▶ _SELECTED PASSAGE_
--- begin ---

In exile: The Dalai Lama fled Tibet after the Chinese clamped down on Buddhists there. Continuing human rights abuses by the Chinese have
many questioning the wisdom of holding the Summer Olympics in Beijing. MICHAEL DAVIS PHOTO
This spring, hundreds of people from
Central New York are traveling to mainland China, getting a great trip
at bargain rates. The trips are organized through the Greater Syracuse
Chamber of Commerce. The tours, according to Chamber staffer Connie
Maute, will give an amazing look into a society that has been as
secretive in the past as it will be powerful in the future.
The itinerary takes guests on a tour of
Beijing that includes Tiananmen Square and the Forbidden City. The tour
buses go past the area where the Olympic Complex is being built. It is
a 10-day trip jam-packed from morning to night, and includes side trips
to industrial Shanghai and to Suzhow, known as “the Venice of China.”
What it doesn’t include is any
discussion of human rights. Understandably. We can’t expect the Chamber
of Commerce to take on the banner of freedom and human rights in China.
Or can we?
America’s most prominent Chinese human
rights proponent, John Kamm, just happens to be a former president of a
Chamber of Commerce. More on him later.
The local Chamber was surprised that so
many people lined up for the trip. These visits come at a time when
human rights groups are putting the pressure on the Chinese government
to allow more freedom as the Olympic games draw near. They come at the
same time that China is intensifying its grip on Tibet.
These tours have been offered to us at
what many travelers consider a low, low price of $1,699. As anyone who
shops at Wal-Mart will tell you, it’s hard to pass up things Chinese at
bargain rates. The tours are organized through Citslink International,
run by a Californian named Leo Liu who specializes in organizing these
kinds of trips for chambers of commerce all across America.
China is doing this now, suggests Maute,
as “a way to expose the Western world to what has happened with such a
growing economy. They want people to see how China has changed in 20
Maute describes the tour group’s visit
to Tiananmen Square as “Just a tourist experience. No one will talk
about what happened there.” When asked what responsibility a visitor
might have to raise issues of freedom and human rights, she says, “That
never enters into it. I think this is just a cultural experience. If
you got into that you could create some serious situations.”
Tibet, for example? “That has not come up.”
When asked if the visits of so many
under Chamber auspices lends legitimacy to the regime, Maute defers. “
I shouldn’t answer that question.”
Sophie Richardson works for Human Rights
Watch. “We don’t have a complaint about people going there,” she said
last week. Her beef is with world leaders who will be attending the
Olympics but will not do anything that might make Beijing
uncomfortable. That complaint was echoed last week by Rep. Jim Walsh,
who joined with colleagues in the House of Representatives to support a
bill that would prohibit President George Bush from honoring the
Chinese by appearing at their Olympic opening ceremony. If Bush makes
the August pilgrimage, he may well be the first sitting president to
attend an Olympic ceremony abroad.

--- end ---

▶ _CHALLENGES_
1. From the article on the Chamber of Commerce trips to China, pull out everything from "The itinerary takes" down to "on him later.".
2. Write the next part of the article on the Chamber of Commerce trips to China, picking up after its last sentence.

▶ _DATA SHOWN_
--- begin ---

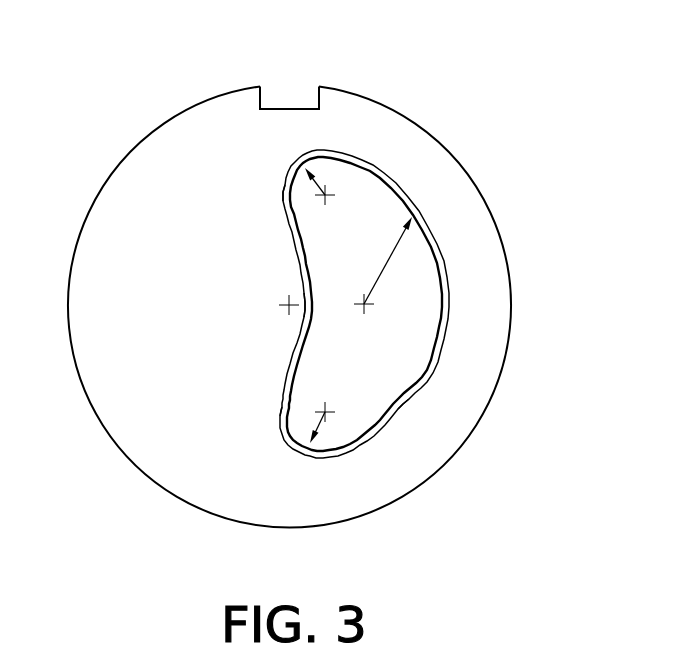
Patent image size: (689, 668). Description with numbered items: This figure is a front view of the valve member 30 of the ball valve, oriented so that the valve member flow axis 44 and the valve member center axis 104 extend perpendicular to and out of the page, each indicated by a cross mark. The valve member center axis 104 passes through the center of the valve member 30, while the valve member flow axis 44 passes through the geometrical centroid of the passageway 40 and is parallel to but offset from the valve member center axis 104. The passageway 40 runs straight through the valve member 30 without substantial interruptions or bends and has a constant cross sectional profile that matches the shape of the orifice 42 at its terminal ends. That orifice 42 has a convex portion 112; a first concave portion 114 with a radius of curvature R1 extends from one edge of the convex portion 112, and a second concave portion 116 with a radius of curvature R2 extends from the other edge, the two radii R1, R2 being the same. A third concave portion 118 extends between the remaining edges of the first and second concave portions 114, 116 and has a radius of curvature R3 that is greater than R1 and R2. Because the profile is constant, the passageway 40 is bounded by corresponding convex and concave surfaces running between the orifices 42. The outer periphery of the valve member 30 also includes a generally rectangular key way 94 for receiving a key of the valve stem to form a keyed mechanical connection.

--- end ---

▶ _RESPONSES IN ORDER_
1.
The itinerary takes guests on a tour of
Beijing that includes Tiananmen Square and the Forbidden City. The tour
buses go past the area where the Olympic Complex is being built. It is
a 10-day trip jam-packed from morning to night, and includes side trips
to industrial Shanghai and to Suzhow, known as “the Venice of China.”
What it doesn’t include is any
discussion of human rights. Understandably. We can’t expect the Chamber
of Commerce to take on the banner of freedom and human rights in China.
Or can we?
America’s most prominent Chinese human
rights proponent, John Kamm, just happens to be a former president of a
Chamber of Commerce. More on him later.

2.
Symbolic gestures by presidents clearly
carry weight on human rights issues, but what of folks like you and me?
What of those busloads teeming with Central New Yorkers and their
ability to bring home impressions as well as silk and ceramics from
China? The Chinese obviously value the visits. Is there something
visitors can do to affect the freedoms of oppressed Chinese?
“What we would like is for people to be
informed,” says Richardson, who has served as Human Rights Watch’s Asia
Advocacy director for the past two years. She has this to say about
those who visit China: “We would like people to know that what they’re
looking at is not just a triumph of economic development. This is
economic development that has taken place as a result of the denial of
human rights.” Strong words.
Human rights campaigners do not blame
the tourists, just as they do not blame the Olympic athletes for
attending the games. They reserve their wrath for institutions like the
International Olympic Committee (IOC), which Human Rights Watch accused
of operating in a “moral void.” She only asks that the IOC hold Beijing
to promises it made when it was lobbying for the Olympics to be held
there. Monitors want heads of state to think, in Richardson’s words,
“long and hard about whether they want to share the podium” with
Chinese government officials, hard liners who have made it clear that
they would see the presence of Bush at Olympic ceremonies as support
for their regime.
She suggests that people can read Human
Rights Watch’s extensive reports on China, if you can bear the pain (at
www.hrw.org). Their reports touch on the repression in Tibet, arbitrary
arrests and lack of due process, not to mention the use of capital
punishment so extensive it makes Texas seem like the Vatican. The most
bothersome report deals with migrant workers who have been brought in
to build the Olympic facilities. Two million migrant workers have made
their way from the countryside to Beijing to help build the Olympic
infrastructure. These are the stadiums the tour buses drive by, the one
that Bush would sit in as he waves at the opening ceremonies.
It turns out that almost none of these
workers, according to the Chinese government’s own investigation, have
been paid what they were promised. Many of them, the report goes on,
have been paid nothing at all. The government is fully aware of these
abuses, but has done nothing to enforce its own labor laws. That seems
like a point on which good Americans want to exchange their silence for
some expression of concern. Not while they are there—but back here,
once they are home.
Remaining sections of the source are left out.